* 課題 1 *
記録の先頭から「[303, 225, 876, 262]」を含む行までの各行(両端を含む)について、「cell-description」を「cell-name」に改め、ほかは一切変えずに書き直してください。

* ページ *
—————

第10話、虚像の行き付く先へ・・・

 なぜ、この論評を書いたのか?


 短いプロローグのような第1章に、全ては集約されています。

 決して、異世界モノを創作していらっしゃる方を、問答無用に斬り捨てたり、愚弄したかったワケではありません。 せっかく意欲的に創作しようとされているのに、あまりに文学をナメている風潮が、私としては、どうしても我慢出来なかったのです。


 余計な、お世話だったかもしれません・・・

 しかしながら、現在、異世界モノを創作する方々の、ほとんどの創作者の方が、『 作品 』を描く基本をご存じありません。 これは近い未来、創作を志す若い世代に、悪影響を与えかねない・・ と、私なりに、危惧を致しました。

「 はあ? どんだけ文才あるっての? お前 」

—————

* 記録一覧 *
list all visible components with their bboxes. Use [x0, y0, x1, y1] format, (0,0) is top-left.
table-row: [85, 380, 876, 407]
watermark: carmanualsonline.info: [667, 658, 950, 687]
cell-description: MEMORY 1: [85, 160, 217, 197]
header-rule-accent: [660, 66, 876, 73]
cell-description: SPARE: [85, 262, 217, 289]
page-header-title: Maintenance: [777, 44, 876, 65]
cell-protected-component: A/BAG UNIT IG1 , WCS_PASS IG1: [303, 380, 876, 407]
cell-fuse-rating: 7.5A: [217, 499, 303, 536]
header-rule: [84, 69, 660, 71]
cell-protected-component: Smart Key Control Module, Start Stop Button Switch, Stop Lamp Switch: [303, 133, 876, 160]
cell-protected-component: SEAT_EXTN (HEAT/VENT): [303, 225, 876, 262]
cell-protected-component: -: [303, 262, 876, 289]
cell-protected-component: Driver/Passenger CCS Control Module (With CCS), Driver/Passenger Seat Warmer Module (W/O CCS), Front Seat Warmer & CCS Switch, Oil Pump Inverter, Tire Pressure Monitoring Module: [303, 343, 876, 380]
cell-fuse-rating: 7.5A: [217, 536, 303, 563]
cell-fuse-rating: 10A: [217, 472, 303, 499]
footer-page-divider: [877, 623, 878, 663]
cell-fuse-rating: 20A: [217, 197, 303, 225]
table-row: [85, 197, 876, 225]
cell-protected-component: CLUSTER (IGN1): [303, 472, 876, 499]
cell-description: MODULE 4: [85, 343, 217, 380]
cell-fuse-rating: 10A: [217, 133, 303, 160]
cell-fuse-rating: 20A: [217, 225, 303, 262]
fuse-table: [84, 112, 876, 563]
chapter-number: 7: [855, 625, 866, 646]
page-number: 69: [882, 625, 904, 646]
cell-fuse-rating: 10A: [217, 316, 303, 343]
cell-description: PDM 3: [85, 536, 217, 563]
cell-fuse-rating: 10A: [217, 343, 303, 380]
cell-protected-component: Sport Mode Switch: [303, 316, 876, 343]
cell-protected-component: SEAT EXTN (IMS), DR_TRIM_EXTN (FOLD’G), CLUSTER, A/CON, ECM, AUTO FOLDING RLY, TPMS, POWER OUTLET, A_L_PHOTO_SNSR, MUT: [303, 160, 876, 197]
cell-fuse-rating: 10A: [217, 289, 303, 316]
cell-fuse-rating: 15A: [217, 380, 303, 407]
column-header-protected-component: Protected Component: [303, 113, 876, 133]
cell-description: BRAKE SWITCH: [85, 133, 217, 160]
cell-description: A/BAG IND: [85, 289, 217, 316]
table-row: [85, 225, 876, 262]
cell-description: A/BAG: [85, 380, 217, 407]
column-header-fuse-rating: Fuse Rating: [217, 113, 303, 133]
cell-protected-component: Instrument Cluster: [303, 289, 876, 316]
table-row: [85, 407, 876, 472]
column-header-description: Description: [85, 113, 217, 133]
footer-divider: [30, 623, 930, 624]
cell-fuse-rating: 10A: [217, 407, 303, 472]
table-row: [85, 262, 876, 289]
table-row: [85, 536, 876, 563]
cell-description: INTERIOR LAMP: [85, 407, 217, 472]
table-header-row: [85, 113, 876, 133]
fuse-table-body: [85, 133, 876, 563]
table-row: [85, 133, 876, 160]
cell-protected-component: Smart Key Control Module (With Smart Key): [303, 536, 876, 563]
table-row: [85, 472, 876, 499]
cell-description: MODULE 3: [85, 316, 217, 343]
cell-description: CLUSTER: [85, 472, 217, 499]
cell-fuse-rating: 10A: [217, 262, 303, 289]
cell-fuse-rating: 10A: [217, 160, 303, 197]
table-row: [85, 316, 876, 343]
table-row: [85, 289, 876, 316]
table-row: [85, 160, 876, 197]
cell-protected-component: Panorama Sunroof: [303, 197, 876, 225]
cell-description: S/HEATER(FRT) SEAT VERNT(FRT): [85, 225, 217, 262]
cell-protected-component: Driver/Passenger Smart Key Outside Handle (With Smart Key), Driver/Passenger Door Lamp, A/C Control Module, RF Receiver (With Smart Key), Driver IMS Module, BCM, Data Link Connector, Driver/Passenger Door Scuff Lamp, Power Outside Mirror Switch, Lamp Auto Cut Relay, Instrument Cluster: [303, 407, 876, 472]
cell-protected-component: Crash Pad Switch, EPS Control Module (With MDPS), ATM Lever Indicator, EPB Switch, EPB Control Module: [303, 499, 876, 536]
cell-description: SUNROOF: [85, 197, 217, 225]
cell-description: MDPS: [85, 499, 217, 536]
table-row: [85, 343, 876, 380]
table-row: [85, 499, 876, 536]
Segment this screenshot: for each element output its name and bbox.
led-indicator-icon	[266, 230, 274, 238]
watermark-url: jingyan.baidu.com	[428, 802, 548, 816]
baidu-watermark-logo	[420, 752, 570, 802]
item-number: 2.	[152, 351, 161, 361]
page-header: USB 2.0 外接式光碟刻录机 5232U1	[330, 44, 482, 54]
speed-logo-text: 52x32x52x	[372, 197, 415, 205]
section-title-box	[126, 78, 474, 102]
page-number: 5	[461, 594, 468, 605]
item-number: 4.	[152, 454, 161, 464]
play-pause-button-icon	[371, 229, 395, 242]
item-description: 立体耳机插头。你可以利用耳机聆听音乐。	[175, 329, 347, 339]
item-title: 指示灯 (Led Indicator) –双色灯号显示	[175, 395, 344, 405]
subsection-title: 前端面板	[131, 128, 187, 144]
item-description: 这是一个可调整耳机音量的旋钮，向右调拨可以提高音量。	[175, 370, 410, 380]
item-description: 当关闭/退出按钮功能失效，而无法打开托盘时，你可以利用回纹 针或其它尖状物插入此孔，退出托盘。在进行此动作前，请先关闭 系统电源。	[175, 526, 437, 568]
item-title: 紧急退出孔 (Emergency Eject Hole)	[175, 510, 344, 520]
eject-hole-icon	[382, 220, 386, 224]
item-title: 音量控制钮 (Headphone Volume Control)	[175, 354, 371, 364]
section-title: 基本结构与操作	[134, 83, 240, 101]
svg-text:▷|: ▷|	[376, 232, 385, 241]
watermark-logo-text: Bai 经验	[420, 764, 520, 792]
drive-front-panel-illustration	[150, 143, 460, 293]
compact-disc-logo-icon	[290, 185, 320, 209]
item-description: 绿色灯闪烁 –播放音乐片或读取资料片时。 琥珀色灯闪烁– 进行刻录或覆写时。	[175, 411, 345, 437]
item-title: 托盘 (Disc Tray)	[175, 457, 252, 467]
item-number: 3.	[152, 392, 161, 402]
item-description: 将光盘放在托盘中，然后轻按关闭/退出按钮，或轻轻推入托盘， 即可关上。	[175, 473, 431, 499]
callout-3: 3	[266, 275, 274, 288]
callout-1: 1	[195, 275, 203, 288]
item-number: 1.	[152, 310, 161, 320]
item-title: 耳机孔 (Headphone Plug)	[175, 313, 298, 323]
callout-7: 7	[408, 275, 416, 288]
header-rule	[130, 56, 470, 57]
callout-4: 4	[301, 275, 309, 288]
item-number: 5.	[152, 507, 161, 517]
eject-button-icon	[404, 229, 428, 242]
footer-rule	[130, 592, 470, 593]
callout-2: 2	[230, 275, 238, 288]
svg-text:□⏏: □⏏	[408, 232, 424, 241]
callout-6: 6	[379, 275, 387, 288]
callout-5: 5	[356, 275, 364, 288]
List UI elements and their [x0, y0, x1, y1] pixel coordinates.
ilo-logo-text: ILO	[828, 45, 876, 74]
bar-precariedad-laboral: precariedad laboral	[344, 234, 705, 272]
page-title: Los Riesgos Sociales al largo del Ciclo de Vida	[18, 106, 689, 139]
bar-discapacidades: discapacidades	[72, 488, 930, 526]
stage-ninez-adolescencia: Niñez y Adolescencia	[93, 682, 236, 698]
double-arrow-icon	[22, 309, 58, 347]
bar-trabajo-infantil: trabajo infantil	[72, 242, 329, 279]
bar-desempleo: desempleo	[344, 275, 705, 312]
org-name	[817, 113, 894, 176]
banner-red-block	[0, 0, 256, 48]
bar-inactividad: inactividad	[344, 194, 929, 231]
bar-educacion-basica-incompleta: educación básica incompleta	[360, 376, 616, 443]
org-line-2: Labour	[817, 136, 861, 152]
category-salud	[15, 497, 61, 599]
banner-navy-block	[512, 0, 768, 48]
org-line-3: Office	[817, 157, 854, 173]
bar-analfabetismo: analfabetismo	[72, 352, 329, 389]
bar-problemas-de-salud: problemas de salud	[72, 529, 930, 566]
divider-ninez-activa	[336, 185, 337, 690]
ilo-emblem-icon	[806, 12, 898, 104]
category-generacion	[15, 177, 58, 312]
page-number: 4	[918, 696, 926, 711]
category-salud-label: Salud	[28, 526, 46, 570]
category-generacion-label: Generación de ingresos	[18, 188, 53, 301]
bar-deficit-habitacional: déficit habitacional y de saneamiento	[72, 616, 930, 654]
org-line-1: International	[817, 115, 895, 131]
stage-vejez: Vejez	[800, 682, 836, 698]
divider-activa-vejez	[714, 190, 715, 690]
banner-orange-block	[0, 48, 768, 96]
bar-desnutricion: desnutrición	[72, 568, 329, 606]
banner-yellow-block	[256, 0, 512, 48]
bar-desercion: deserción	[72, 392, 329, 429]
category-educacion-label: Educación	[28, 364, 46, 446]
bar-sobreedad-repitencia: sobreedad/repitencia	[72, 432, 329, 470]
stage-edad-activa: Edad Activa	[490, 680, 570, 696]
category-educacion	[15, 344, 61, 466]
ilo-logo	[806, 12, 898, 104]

—————

* 課題 2 *
異世界モノの創作をめぐるこの論評を、最後の一文の次から書き継いでください。

* 回答 1 *
list all visible components with their bboxes. Use [x0, y0, x1, y1] format, (0,0) is top-left.
table-row: [85, 380, 876, 407]
watermark: carmanualsonline.info: [667, 658, 950, 687]
cell-name: MEMORY 1: [85, 160, 217, 197]
header-rule-accent: [660, 66, 876, 73]
cell-name: SPARE: [85, 262, 217, 289]
page-header-title: Maintenance: [777, 44, 876, 65]
cell-protected-component: A/BAG UNIT IG1 , WCS_PASS IG1: [303, 380, 876, 407]
cell-fuse-rating: 7.5A: [217, 499, 303, 536]
header-rule: [84, 69, 660, 71]
cell-protected-component: Smart Key Control Module, Start Stop Button Switch, Stop Lamp Switch: [303, 133, 876, 160]
cell-protected-component: SEAT_EXTN (HEAT/VENT): [303, 225, 876, 262]

* 回答 2 *
 そのような意見は、勿論、否定致しません。 私は、間違いなく、アマチュアですから・・・


 ですが私は、これまで7章の論評の中において、余りに常識を逸脱したような提議・解説・レクチャー等は、一切、記述しなかったと自負しております。 ・・まあ、少々、キツイ表現になった箇所があったのは認めますが・・・


 私が危惧するのは、前記した通り、これから創作を始めて行こうとする若い世代の方々の、行く末を思っての事です。

 今月も来月も、『 文学のカケラすら認められない創作物 』( *1、メッチャ、ブッた斬った言い方で、すみません。 以降、何度か記述させて頂きます事をお許し下さい )が発刊されて行きます。

 やがて、その作者たちは、以前の私のように、教壇に立つ可能性もあるかと思います。 その際、どんな講義をされるのでしょう・・・? 生徒たちに、どんな夢を語ってくれるのでしょう?


 私が危惧するのは、そこです。


 生徒たちが、可哀想です。

 まあ、私も、かつての生徒たちに、あまり大した講義はしていませんでしたが、純文学などは当然にして読み、創作の何たるかは、それなりに勉強をしたつもりです。 その経緯から悟った表現手法や文章構成技術を、講義に生かしました。 どれだけの価値ある講義をしていたか、を立証する事は出来ませんが・・・


 申し上げたき義は、生徒達から見れば、あなたたちは『 先生 』だと言う事なのです。 しかも、授業料を払って講義に参加しているのです。 テキトーな事を喋っていたら、冗談ヌキで『 詐欺 』ですよ?


「 ま、講師なんかには、絶対ならないからさ。 めんどクセェし 」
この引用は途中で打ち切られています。